Examples¶
The following examples should give a reasonably impression of how the transit model class can be used.
Calculating a model¶
In this first example, we demonstrate how to calculate a model transit light-curve.
from PyAstronomy.modelSuite import palTrans
import matplotlib.pylab as plt
import numpy as np
# Create a PalLC instance
plc = palTrans.PalLC()
# Set parameter values
plc["p"] = 0.1 # Planet radius / Stellar radius
plc["per"] = 1.0 # Orbital period
plc["a"] = 2.0 # Large semi major axis [R_S]
plc["i"] = 90.0 # Orbital inclination [deg]
# Specify limb darkening
# (quadratic limb-darkening law)
plc["linLimb"] = 0.4
plc["quadLimb"] = 0.2
# Specify T0 (central time of transit)
plc["T0"] = -0.1
# Specify binary contribution
plc["b"] = 0.0
# Check the parameters
plc.parameterSummary()

Raw records:
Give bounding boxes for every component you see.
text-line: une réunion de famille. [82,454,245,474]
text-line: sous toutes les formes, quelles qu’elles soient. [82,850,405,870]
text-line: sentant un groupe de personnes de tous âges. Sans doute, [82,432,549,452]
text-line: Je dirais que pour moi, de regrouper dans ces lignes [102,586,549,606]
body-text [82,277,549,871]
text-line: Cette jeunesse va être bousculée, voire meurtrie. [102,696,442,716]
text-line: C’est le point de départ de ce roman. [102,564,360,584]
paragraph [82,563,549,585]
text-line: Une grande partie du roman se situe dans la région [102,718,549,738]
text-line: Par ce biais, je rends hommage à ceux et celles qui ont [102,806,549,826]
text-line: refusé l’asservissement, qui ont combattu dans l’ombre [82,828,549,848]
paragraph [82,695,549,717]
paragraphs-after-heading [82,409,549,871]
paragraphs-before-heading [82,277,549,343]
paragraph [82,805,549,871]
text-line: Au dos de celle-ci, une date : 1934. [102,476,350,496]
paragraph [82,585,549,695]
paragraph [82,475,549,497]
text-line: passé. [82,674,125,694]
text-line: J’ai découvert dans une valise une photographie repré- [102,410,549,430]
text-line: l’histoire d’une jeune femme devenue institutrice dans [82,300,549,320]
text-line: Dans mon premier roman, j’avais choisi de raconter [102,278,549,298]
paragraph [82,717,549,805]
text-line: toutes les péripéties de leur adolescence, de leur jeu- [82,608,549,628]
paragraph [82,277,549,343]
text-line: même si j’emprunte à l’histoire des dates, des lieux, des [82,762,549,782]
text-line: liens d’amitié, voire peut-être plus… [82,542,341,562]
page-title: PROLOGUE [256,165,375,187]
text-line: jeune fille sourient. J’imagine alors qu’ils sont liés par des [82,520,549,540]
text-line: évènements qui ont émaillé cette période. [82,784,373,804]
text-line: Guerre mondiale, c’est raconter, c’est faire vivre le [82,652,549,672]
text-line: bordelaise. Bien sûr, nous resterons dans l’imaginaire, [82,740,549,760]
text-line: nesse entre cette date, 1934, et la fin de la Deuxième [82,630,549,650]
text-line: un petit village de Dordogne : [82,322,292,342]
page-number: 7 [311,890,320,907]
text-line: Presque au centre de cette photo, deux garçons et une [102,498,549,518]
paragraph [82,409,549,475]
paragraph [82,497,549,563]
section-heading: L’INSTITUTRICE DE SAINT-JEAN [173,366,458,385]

Goal 1:
Answer these questions from the transit light-curve example.
(a) What value is assigned to plc["p"], and what ratio does the comment say it represents?
(b) Which limb-darkening law do the comments specify?
(c) What value is given to T0, and what does T0 denote?
Goal 2: Carry on the transit light-curve example from its final line.

Expected output 1:
(a) 0.1, representing planet radius divided by stellar radius.
(b) The quadratic limb-darkening law.
(c) -0.1, which denotes the central time of transit.

Expected output 2:
# Create a time axis
time = np.arange(1000)/1000.0 - 0.5
# Calculate the light curve using above set
# model parameters
lightcurve = plc.evaluate(time)
# Plot the result
plt.plot(time, lightcurve, 'bp')
plt.show()
Fitting a transit¶
The leading half of this example is very similar to the first one; we only use a smaller number of point for the time axis. The second half demonstrates how the fitting interface is invoked (more examples using simpler models can are shown in the funcFit tutorial).
Warning
If you are using mpmath for evaluation of the elliptical integrals, the calculations will be quite slow.
from __future__ import print_function, division
from PyAstronomy.modelSuite import palTrans
import matplotlib.pylab as plt
import numpy as np
# Create a PalLC instance
plc = palTrans.PalLC()
# Set parameter values
plc["p"] = 0.1 # Planet radius / Stellar radius
plc["per"] = 1.0 # Orbital period
plc["a"] = 7.5 # Large semi major axis [R_S]
plc["i"] = 90.0 # Orbital inclination [deg]
# Specify limb darkening
# (quadratic limb-darkening law)
plc["linLimb"] = 0.4
plc["quadLimb"] = 0.2
# Specify T0 (central time of transit)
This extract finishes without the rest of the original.